- What to work on -
Quote the entire text on data breach preparation and response word for word.

Source text below:

During McGuireWoods’ Nov. 3 Data Privacy and Security Seminar in Chicago, McGuireWoods lawyers Anne Peterson and Alex Brackett conducted a data breach tabletop exercise simulating a variety of breach scenarios. For those who missed the event, here are 10 key points to consider when preparing for and handling data breach incidents:
1. Be prepared. Although it is impossible to predict when or how a breach event might occur, it is possible to prepare in advance. The most important step is to have a designated, cross-functional breach-response team that has been trained, and that has established protocols for engaging at the earliest sign that a breach may have occurred. It is also critical to have an information governance program in place so the organization understands exactly what data may have been impacted, how sensitive that data is and what protections may be in place to safeguard the data.
2. Preserve and protect. Whenever it appears that a breach may have occurred, it is vital that your organization take immediate steps to isolate potentially affected systems, preserve evidence related to the breach, and protect against further damage/compromise to your networks, systems or data.

End of Source text.
Record extracts below:

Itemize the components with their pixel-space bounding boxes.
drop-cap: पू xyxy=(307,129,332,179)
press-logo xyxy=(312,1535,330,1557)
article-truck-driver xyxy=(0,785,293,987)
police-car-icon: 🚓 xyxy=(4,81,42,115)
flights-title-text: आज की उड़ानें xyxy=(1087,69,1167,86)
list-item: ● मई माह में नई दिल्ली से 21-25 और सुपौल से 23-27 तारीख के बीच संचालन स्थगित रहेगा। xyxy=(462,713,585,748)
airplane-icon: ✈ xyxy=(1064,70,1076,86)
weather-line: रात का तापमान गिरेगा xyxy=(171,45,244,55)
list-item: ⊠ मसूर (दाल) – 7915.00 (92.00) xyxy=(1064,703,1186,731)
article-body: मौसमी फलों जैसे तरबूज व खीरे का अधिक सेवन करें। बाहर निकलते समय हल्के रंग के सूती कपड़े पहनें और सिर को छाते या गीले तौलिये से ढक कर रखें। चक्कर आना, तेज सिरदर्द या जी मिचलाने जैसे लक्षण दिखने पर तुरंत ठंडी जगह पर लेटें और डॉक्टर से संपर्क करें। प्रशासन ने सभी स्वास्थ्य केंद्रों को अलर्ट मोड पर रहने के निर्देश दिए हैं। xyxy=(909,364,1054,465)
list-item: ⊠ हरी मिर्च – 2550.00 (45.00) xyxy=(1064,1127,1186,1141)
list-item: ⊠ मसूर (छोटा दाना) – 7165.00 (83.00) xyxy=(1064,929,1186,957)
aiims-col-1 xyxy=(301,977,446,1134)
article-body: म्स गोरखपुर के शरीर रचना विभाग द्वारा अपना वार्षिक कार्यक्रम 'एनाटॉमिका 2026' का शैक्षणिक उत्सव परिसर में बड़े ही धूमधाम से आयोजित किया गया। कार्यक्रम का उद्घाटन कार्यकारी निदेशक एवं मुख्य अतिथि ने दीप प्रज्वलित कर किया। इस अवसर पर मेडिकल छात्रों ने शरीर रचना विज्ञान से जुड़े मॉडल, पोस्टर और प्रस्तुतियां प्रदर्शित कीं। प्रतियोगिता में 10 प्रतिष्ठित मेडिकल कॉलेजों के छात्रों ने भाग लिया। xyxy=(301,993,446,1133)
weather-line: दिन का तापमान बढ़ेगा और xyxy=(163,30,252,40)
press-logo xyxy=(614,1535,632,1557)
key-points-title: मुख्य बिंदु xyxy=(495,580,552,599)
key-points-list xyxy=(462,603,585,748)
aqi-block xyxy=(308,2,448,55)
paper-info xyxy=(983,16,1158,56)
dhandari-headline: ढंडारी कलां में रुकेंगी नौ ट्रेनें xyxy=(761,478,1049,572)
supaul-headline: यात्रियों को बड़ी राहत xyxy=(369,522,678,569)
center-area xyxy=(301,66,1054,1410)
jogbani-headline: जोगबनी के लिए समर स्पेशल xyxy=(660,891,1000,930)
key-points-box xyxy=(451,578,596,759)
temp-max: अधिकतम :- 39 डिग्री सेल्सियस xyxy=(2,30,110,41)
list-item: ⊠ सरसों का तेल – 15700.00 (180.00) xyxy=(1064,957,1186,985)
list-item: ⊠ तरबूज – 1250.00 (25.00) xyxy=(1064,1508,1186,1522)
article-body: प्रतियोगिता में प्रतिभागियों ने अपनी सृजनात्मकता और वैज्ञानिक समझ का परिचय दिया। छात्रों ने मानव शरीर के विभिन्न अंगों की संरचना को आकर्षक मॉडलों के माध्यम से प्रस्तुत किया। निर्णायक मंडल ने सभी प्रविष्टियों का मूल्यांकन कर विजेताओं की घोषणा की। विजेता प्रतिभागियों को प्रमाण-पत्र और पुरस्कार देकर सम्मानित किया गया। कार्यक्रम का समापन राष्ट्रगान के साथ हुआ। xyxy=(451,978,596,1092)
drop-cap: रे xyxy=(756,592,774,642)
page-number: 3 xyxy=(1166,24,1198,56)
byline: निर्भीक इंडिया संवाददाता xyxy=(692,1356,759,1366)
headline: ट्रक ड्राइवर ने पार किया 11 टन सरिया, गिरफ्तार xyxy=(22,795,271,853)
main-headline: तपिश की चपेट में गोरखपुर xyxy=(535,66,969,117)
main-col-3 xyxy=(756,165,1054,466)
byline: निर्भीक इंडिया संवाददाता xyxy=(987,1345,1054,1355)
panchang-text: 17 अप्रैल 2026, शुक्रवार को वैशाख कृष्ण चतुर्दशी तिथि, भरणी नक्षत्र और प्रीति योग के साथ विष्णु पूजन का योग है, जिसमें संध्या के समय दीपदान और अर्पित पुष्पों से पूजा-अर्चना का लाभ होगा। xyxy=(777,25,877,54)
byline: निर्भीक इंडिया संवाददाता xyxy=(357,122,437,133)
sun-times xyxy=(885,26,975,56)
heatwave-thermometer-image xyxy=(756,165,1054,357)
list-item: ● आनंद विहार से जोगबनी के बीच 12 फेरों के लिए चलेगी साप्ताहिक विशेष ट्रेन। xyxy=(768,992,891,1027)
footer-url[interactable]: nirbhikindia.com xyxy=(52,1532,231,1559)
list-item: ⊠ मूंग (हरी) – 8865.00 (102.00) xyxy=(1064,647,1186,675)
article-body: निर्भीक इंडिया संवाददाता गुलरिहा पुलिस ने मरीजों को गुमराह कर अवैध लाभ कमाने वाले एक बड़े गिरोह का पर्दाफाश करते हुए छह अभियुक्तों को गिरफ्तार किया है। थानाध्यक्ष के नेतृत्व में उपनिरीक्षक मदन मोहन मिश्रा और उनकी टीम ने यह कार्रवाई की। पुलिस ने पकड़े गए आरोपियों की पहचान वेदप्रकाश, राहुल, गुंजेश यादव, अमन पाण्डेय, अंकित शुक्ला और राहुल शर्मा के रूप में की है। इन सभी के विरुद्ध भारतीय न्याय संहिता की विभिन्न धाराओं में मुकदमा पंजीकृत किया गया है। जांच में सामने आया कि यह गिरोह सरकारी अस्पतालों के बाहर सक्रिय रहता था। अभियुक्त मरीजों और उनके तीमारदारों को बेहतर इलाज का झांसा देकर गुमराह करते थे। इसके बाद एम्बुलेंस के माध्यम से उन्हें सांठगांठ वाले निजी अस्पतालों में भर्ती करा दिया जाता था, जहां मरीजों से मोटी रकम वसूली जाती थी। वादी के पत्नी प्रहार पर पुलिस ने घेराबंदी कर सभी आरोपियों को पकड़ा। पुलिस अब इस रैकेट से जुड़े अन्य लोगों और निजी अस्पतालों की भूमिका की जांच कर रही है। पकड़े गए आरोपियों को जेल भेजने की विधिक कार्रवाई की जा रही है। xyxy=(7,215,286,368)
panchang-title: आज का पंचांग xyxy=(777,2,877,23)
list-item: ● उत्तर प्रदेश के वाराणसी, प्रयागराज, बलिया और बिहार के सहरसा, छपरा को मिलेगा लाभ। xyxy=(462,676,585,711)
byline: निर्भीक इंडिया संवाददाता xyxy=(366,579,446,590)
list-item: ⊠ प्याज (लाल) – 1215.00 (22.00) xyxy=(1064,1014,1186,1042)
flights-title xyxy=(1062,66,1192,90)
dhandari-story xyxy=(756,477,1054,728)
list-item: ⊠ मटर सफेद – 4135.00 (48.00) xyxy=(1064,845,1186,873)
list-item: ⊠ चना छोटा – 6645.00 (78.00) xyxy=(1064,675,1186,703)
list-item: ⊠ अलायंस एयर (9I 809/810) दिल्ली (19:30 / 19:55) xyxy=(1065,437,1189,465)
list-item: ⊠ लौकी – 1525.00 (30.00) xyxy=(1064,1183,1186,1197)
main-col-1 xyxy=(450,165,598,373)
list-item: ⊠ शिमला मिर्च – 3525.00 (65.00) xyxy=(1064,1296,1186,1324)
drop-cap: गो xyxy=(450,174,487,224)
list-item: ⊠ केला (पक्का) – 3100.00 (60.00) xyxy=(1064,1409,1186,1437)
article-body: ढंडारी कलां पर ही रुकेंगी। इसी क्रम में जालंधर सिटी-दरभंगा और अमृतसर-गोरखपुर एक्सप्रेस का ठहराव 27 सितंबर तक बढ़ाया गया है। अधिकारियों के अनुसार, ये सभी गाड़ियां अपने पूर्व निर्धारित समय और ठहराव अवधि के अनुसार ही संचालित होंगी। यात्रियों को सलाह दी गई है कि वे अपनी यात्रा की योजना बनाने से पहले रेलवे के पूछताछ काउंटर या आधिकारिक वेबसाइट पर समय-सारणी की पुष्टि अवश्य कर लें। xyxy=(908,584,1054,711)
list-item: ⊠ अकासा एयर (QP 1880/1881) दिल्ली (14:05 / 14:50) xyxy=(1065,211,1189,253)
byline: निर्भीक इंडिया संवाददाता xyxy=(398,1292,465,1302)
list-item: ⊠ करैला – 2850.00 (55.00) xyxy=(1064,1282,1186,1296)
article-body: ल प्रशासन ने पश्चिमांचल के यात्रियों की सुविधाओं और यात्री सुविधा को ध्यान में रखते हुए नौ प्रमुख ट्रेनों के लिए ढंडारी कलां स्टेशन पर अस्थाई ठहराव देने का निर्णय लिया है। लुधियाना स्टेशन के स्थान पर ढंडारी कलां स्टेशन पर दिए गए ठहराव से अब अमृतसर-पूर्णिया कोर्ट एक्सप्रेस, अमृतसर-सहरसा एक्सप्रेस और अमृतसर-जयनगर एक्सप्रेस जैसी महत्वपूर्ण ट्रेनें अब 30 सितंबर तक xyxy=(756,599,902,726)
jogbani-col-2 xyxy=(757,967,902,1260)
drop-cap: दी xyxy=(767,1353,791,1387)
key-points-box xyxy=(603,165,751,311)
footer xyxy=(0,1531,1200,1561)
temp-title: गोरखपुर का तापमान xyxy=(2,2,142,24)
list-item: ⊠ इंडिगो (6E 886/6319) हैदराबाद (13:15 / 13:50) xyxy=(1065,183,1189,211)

End of Record extracts.

- Reply to the exercise -
During McGuireWoods’ Nov. 3 Data Privacy and Security Seminar in Chicago, McGuireWoods lawyers Anne Peterson and Alex Brackett conducted a data breach tabletop exercise simulating a variety of breach scenarios. For those who missed the event, here are 10 key points to consider when preparing for and handling data breach incidents:
1. Be prepared. Although it is impossible to predict when or how a breach event might occur, it is possible to prepare in advance. The most important step is to have a designated, cross-functional breach-response team that has been trained, and that has established protocols for engaging at the earliest sign that a breach may have occurred. It is also critical to have an information governance program in place so the organization understands exactly what data may have been impacted, how sensitive that data is and what protections may be in place to safeguard the data.
2. Preserve and protect. Whenever it appears that a breach may have occurred, it is vital that your organization take immediate steps to isolate potentially affected systems, preserve evidence related to the breach, and protect against further damage/compromise to your networks, systems or data.